▶ **STATED EXERCISE**: Restate the data word for word and leave the images out.

· · · ·

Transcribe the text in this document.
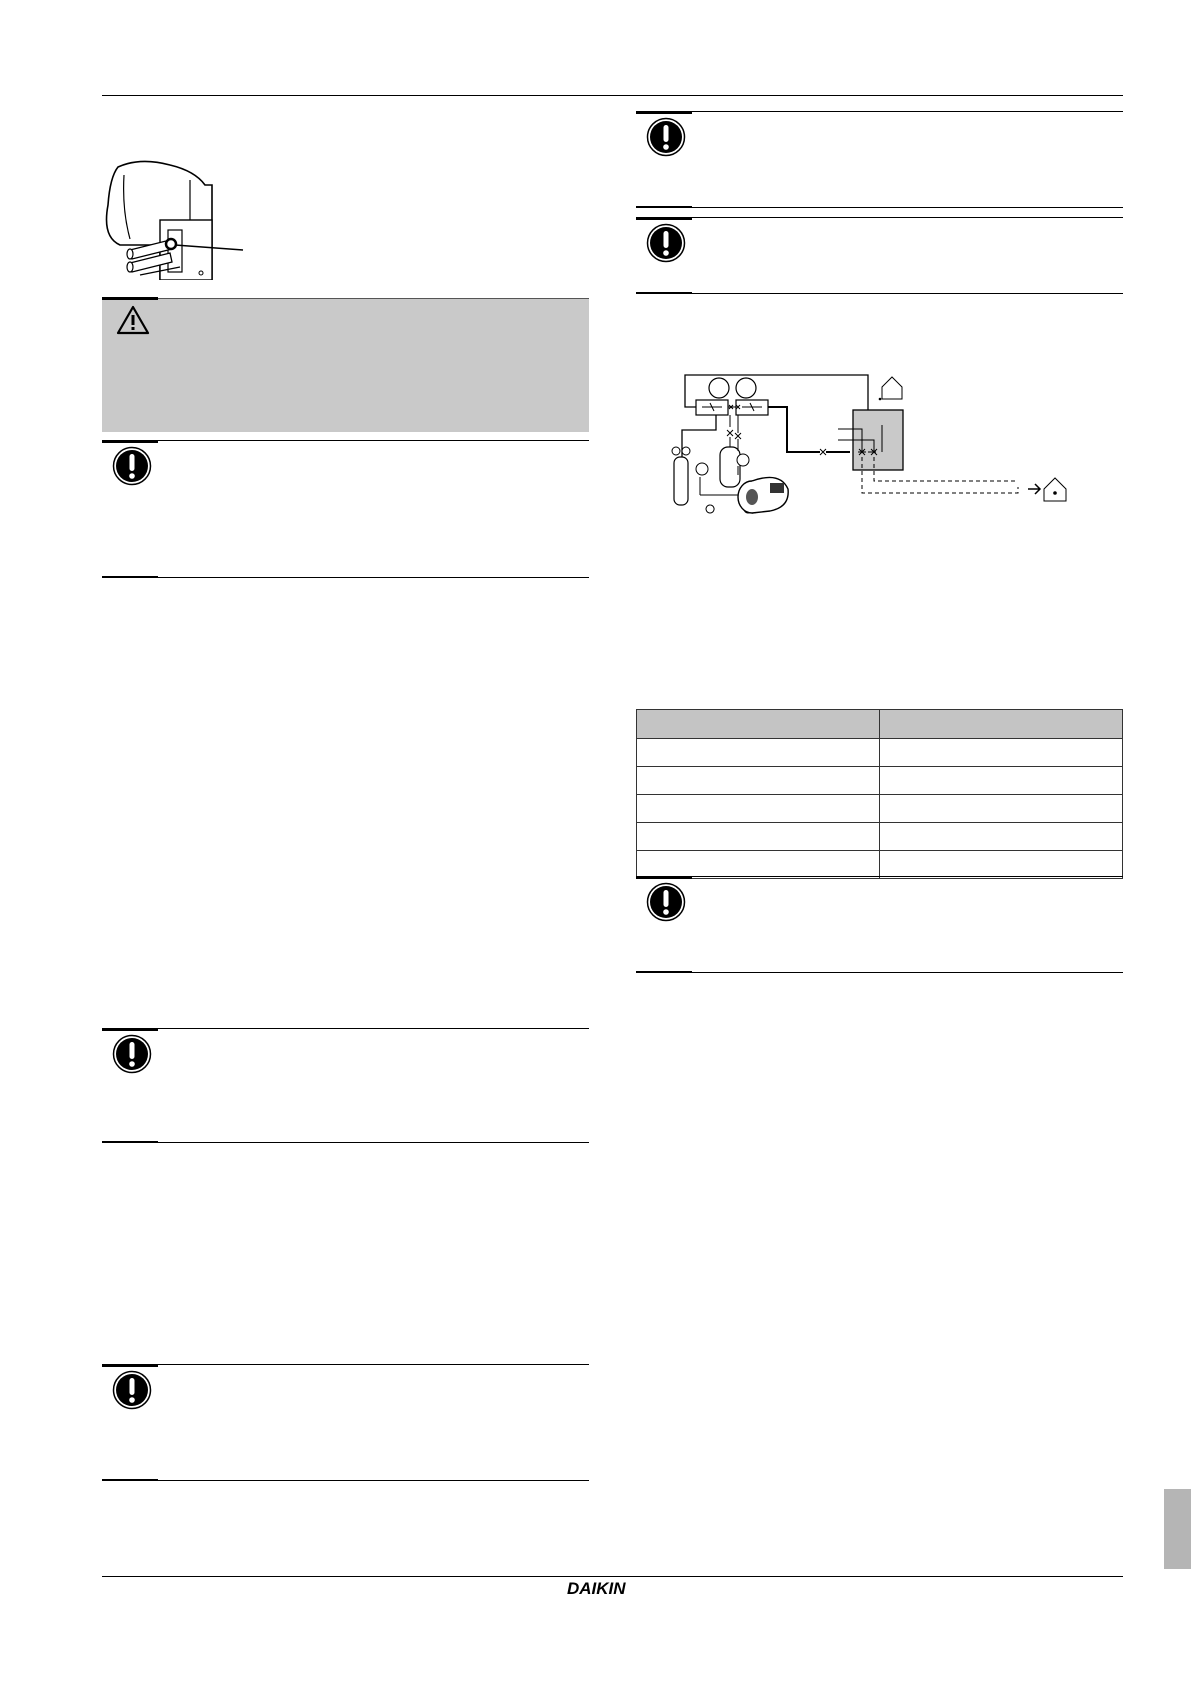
DAIKIN
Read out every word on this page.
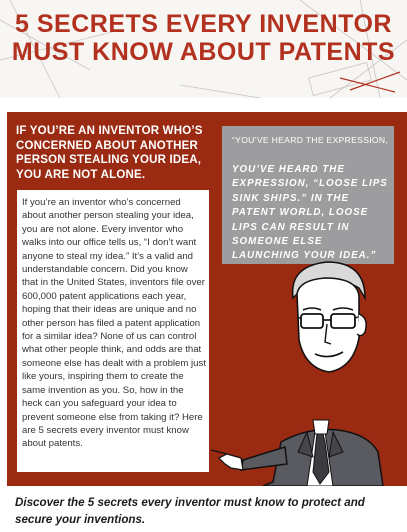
5 SECRETS EVERY INVENTOR
MUST KNOW ABOUT PATENTS
IF YOU’RE AN INVENTOR WHO’S CONCERNED ABOUT ANOTHER PERSON STEALING YOUR IDEA, YOU ARE NOT ALONE.
If you’re an inventor who’s concerned about another person stealing your idea, you are not alone. Every inventor who walks into our office tells us, “I don’t want anyone to steal my idea.” It’s a valid and understandable concern. Did you know that in the United States, inventors file over 600,000 patent applications each year, hoping that their ideas are unique and no other person has filed a patent application for a similar idea? None of us can control what other people think, and odds are that someone else has dealt with a problem just like yours, inspiring them to create the same invention as you. So, how in the heck can you safeguard your idea to prevent someone else from taking it? Here are 5 secrets every inventor must know about patents.
“YOU’VE HEARD THE EXPRESSION,
YOU’VE HEARD THE EXPRESSION, “LOOSE LIPS SINK SHIPS.” IN THE PATENT WORLD, LOOSE LIPS CAN RESULT IN SOMEONE ELSE LAUNCHING YOUR IDEA.”
Discover the 5 secrets every inventor must know to protect and secure your inventions.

· · · ·

▶ **TASK SOLUTION**:
Transcribe the text in this document.
DAIKIN
Read out every word on this page.
5 SECRETS EVERY INVENTOR
MUST KNOW ABOUT PATENTS
IF YOU’RE AN INVENTOR WHO’S CONCERNED ABOUT ANOTHER PERSON STEALING YOUR IDEA, YOU ARE NOT ALONE.
If you’re an inventor who’s concerned about another person stealing your idea, you are not alone. Every inventor who walks into our office tells us, “I don’t want anyone to steal my idea.” It’s a valid and understandable concern. Did you know that in the United States, inventors file over 600,000 patent applications each year, hoping that their ideas are unique and no other person has filed a patent application for a similar idea? None of us can control what other people think, and odds are that someone else has dealt with a problem just like yours, inspiring them to create the same invention as you. So, how in the heck can you safeguard your idea to prevent someone else from taking it? Here are 5 secrets every inventor must know about patents.
“YOU’VE HEARD THE EXPRESSION,
YOU’VE HEARD THE EXPRESSION, “LOOSE LIPS SINK SHIPS.” IN THE PATENT WORLD, LOOSE LIPS CAN RESULT IN SOMEONE ELSE LAUNCHING YOUR IDEA.”
Discover the 5 secrets every inventor must know to protect and secure your inventions.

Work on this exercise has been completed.